**Problem to work on**
Transcribe the records that follow in their entirety, omitting any pictures.

Dataset rows about figures:
============================================================

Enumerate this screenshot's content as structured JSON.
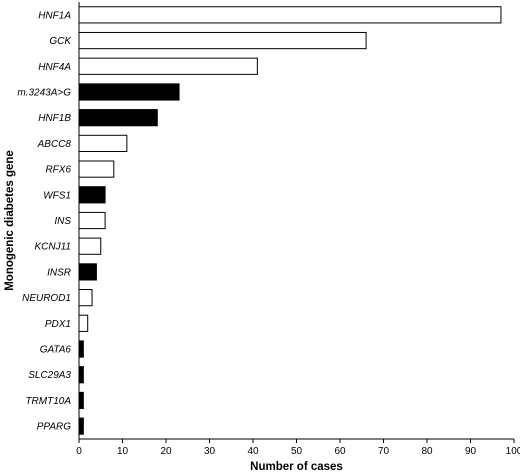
{
  "chart_data": {
    "type": "bar",
    "orientation": "horizontal",
    "categories": [
      "HNF1A",
      "GCK",
      "HNF4A",
      "m.3243A>G",
      "HNF1B",
      "ABCC8",
      "RFX6",
      "WFS1",
      "INS",
      "KCNJ11",
      "INSR",
      "NEUROD1",
      "PDX1",
      "GATA6",
      "SLC29A3",
      "TRMT10A",
      "PPARG"
    ],
    "values": [
      97,
      66,
      41,
      23,
      18,
      11,
      8,
      6,
      6,
      5,
      4,
      3,
      2,
      1,
      1,
      1,
      1
    ],
    "bar_fill": [
      "white",
      "white",
      "white",
      "black",
      "black",
      "white",
      "white",
      "black",
      "white",
      "white",
      "black",
      "white",
      "white",
      "black",
      "black",
      "black",
      "black"
    ],
    "xlabel": "Number of cases",
    "ylabel": "Monogenic diabetes gene",
    "xlim": [
      0,
      100
    ],
    "xticks": [
      0,
      10,
      20,
      30,
      40,
      50,
      60,
      70,
      80,
      90,
      100
    ],
    "grid": false,
    "colors": {
      "filled": "#000000",
      "open": "#ffffff",
      "stroke": "#000000"
    }
  }
}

============================================================

**Finished answer**
Enumerate this screenshot's content as structured JSON.
{
  "chart_data": {
    "type": "bar",
    "orientation": "horizontal",
    "categories": [
      "HNF1A",
      "GCK",
      "HNF4A",
      "m.3243A>G",
      "HNF1B",
      "ABCC8",
      "RFX6",
      "WFS1",
      "INS",
      "KCNJ11",
      "INSR",
      "NEUROD1",
      "PDX1",
      "GATA6",
      "SLC29A3",
      "TRMT10A",
      "PPARG"
    ],
    "values": [
      97,
      66,
      41,
      23,
      18,
      11,
      8,
      6,
      6,
      5,
      4,
      3,
      2,
      1,
      1,
      1,
      1
    ],
    "bar_fill": [
      "white",
      "white",
      "white",
      "black",
      "black",
      "white",
      "white",
      "black",
      "white",
      "white",
      "black",
      "white",
      "white",
      "black",
      "black",
      "black",
      "black"
    ],
    "xlabel": "Number of cases",
    "ylabel": "Monogenic diabetes gene",
    "xlim": [
      0,
      100
    ],
    "xticks": [
      0,
      10,
      20,
      30,
      40,
      50,
      60,
      70,
      80,
      90,
      100
    ],
    "grid": false,
    "colors": {
      "filled": "#000000",
      "open": "#ffffff",
      "stroke": "#000000"
    }
  }
}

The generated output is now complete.